• **OBJECTIVE**
Can you copy out the data exactly? Leave the images out.

====== RECORDS ======

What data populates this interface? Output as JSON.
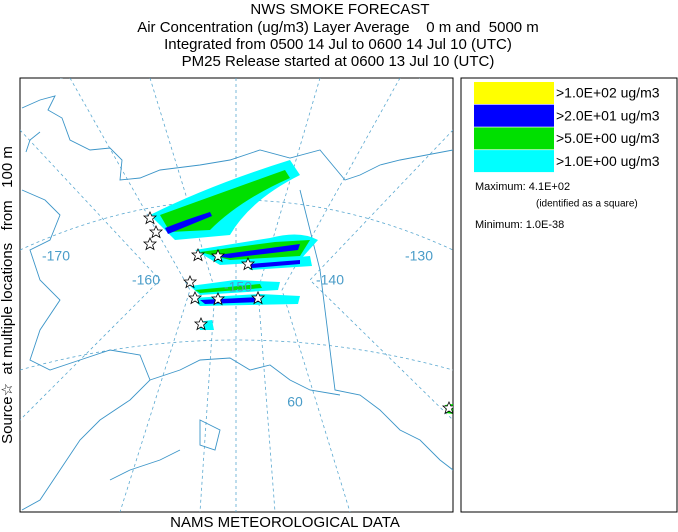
{
  "title": "NWS SMOKE FORECAST",
  "subtitle_lines": [
    "Air Concentration (ug/m3) Layer Average    0 m and  5000 m",
    "Integrated from 0500 14 Jul to 0600 14 Jul 10 (UTC)",
    "PM25 Release started at 0600 13 Jul 10 (UTC)"
  ],
  "side_label": "Source☆  at multiple locations   from   100 m",
  "footer": "NAMS METEOROLOGICAL DATA",
  "map": {
    "grid_labels": [
      "-170",
      "-160",
      "-150",
      "-140",
      "-130",
      "60"
    ]
  },
  "legend": {
    "items": [
      {
        "label": ">1.0E+02 ug/m3",
        "color": "#ffff00"
      },
      {
        "label": ">2.0E+01 ug/m3",
        "color": "#0000ff"
      },
      {
        "label": ">5.0E+00 ug/m3",
        "color": "#00e000"
      },
      {
        "label": ">1.0E+00 ug/m3",
        "color": "#00ffff"
      }
    ],
    "maximum": "Maximum: 4.1E+02",
    "maximum_note": "(identified as a square)",
    "minimum": "Minimum: 1.0E-38"
  }
}
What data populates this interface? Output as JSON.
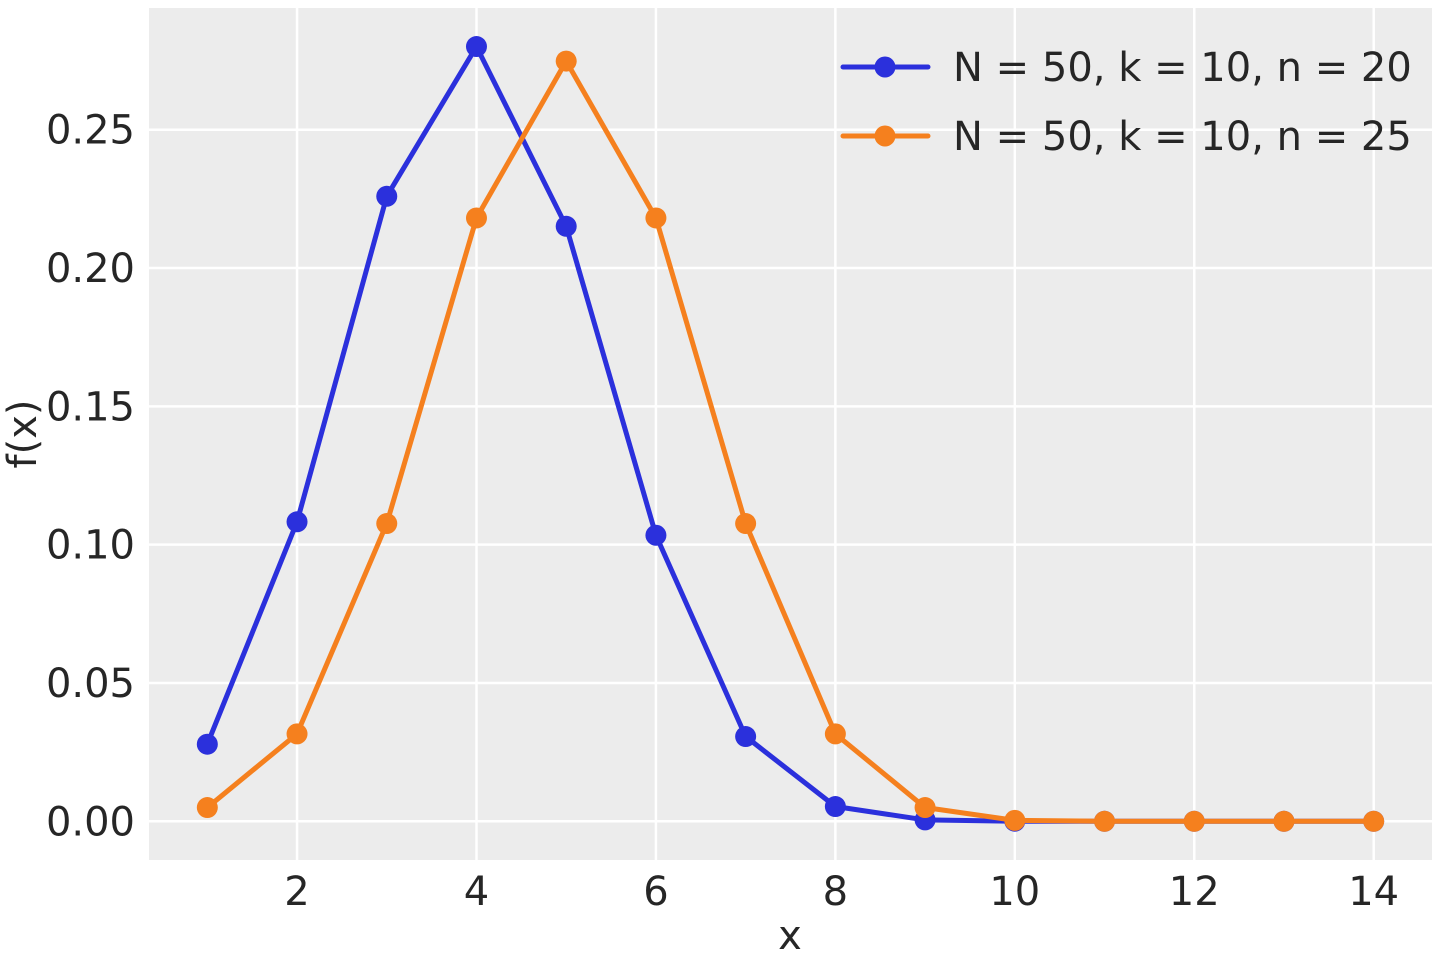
{
  "figure": {
    "background": "#ffffff",
    "plot_background": "#ececec",
    "grid_color": "#ffffff",
    "text_color": "#262626"
  },
  "chart_data": {
    "type": "line",
    "title": "",
    "xlabel": "x",
    "ylabel": "f(x)",
    "x": [
      1,
      2,
      3,
      4,
      5,
      6,
      7,
      8,
      9,
      10,
      11,
      12,
      13,
      14
    ],
    "series": [
      {
        "name": "N = 50, k = 10, n = 20",
        "color": "#2b30dc",
        "marker": "circle",
        "values": [
          0.02786,
          0.10826,
          0.22593,
          0.28006,
          0.21508,
          0.1034,
          0.03064,
          0.00533,
          0.00049,
          2e-05,
          0,
          0,
          0,
          0
        ]
      },
      {
        "name": "N = 50, k = 10, n = 25",
        "color": "#f5801e",
        "marker": "circle",
        "values": [
          0.00497,
          0.03159,
          0.10763,
          0.21809,
          0.2748,
          0.21809,
          0.10763,
          0.03159,
          0.00497,
          0.00032,
          0,
          0,
          0,
          0
        ]
      }
    ],
    "xticks": [
      2,
      4,
      6,
      8,
      10,
      12,
      14
    ],
    "xtick_labels": [
      "2",
      "4",
      "6",
      "8",
      "10",
      "12",
      "14"
    ],
    "yticks": [
      0,
      0.05,
      0.1,
      0.15,
      0.2,
      0.25
    ],
    "ytick_labels": [
      "0.00",
      "0.05",
      "0.10",
      "0.15",
      "0.20",
      "0.25"
    ],
    "xlim": [
      0.35,
      14.65
    ],
    "ylim": [
      -0.014,
      0.294
    ],
    "grid": true,
    "legend_position": "upper right",
    "line_width": 5,
    "marker_radius": 10.5
  }
}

======

• **TASK SOLUTION**
What data populates this interface? Output as JSON.
{
  "title": "NWS SMOKE FORECAST",
  "subtitle_lines": [
    "Air Concentration (ug/m3) Layer Average    0 m and  5000 m",
    "Integrated from 0500 14 Jul to 0600 14 Jul 10 (UTC)",
    "PM25 Release started at 0600 13 Jul 10 (UTC)"
  ],
  "side_label": "Source☆  at multiple locations   from   100 m",
  "footer": "NAMS METEOROLOGICAL DATA",
  "map": {
    "grid_labels": [
      "-170",
      "-160",
      "-150",
      "-140",
      "-130",
      "60"
    ]
  },
  "legend": {
    "items": [
      {
        "label": ">1.0E+02 ug/m3",
        "color": "#ffff00"
      },
      {
        "label": ">2.0E+01 ug/m3",
        "color": "#0000ff"
      },
      {
        "label": ">5.0E+00 ug/m3",
        "color": "#00e000"
      },
      {
        "label": ">1.0E+00 ug/m3",
        "color": "#00ffff"
      }
    ],
    "maximum": "Maximum: 4.1E+02",
    "maximum_note": "(identified as a square)",
    "minimum": "Minimum: 1.0E-38"
  }
}
What data populates this interface? Output as JSON.
{
  "figure": {
    "background": "#ffffff",
    "plot_background": "#ececec",
    "grid_color": "#ffffff",
    "text_color": "#262626"
  },
  "chart_data": {
    "type": "line",
    "title": "",
    "xlabel": "x",
    "ylabel": "f(x)",
    "x": [
      1,
      2,
      3,
      4,
      5,
      6,
      7,
      8,
      9,
      10,
      11,
      12,
      13,
      14
    ],
    "series": [
      {
        "name": "N = 50, k = 10, n = 20",
        "color": "#2b30dc",
        "marker": "circle",
        "values": [
          0.02786,
          0.10826,
          0.22593,
          0.28006,
          0.21508,
          0.1034,
          0.03064,
          0.00533,
          0.00049,
          2e-05,
          0,
          0,
          0,
          0
        ]
      },
      {
        "name": "N = 50, k = 10, n = 25",
        "color": "#f5801e",
        "marker": "circle",
        "values": [
          0.00497,
          0.03159,
          0.10763,
          0.21809,
          0.2748,
          0.21809,
          0.10763,
          0.03159,
          0.00497,
          0.00032,
          0,
          0,
          0,
          0
        ]
      }
    ],
    "xticks": [
      2,
      4,
      6,
      8,
      10,
      12,
      14
    ],
    "xtick_labels": [
      "2",
      "4",
      "6",
      "8",
      "10",
      "12",
      "14"
    ],
    "yticks": [
      0,
      0.05,
      0.1,
      0.15,
      0.2,
      0.25
    ],
    "ytick_labels": [
      "0.00",
      "0.05",
      "0.10",
      "0.15",
      "0.20",
      "0.25"
    ],
    "xlim": [
      0.35,
      14.65
    ],
    "ylim": [
      -0.014,
      0.294
    ],
    "grid": true,
    "legend_position": "upper right",
    "line_width": 5,
    "marker_radius": 10.5
  }
}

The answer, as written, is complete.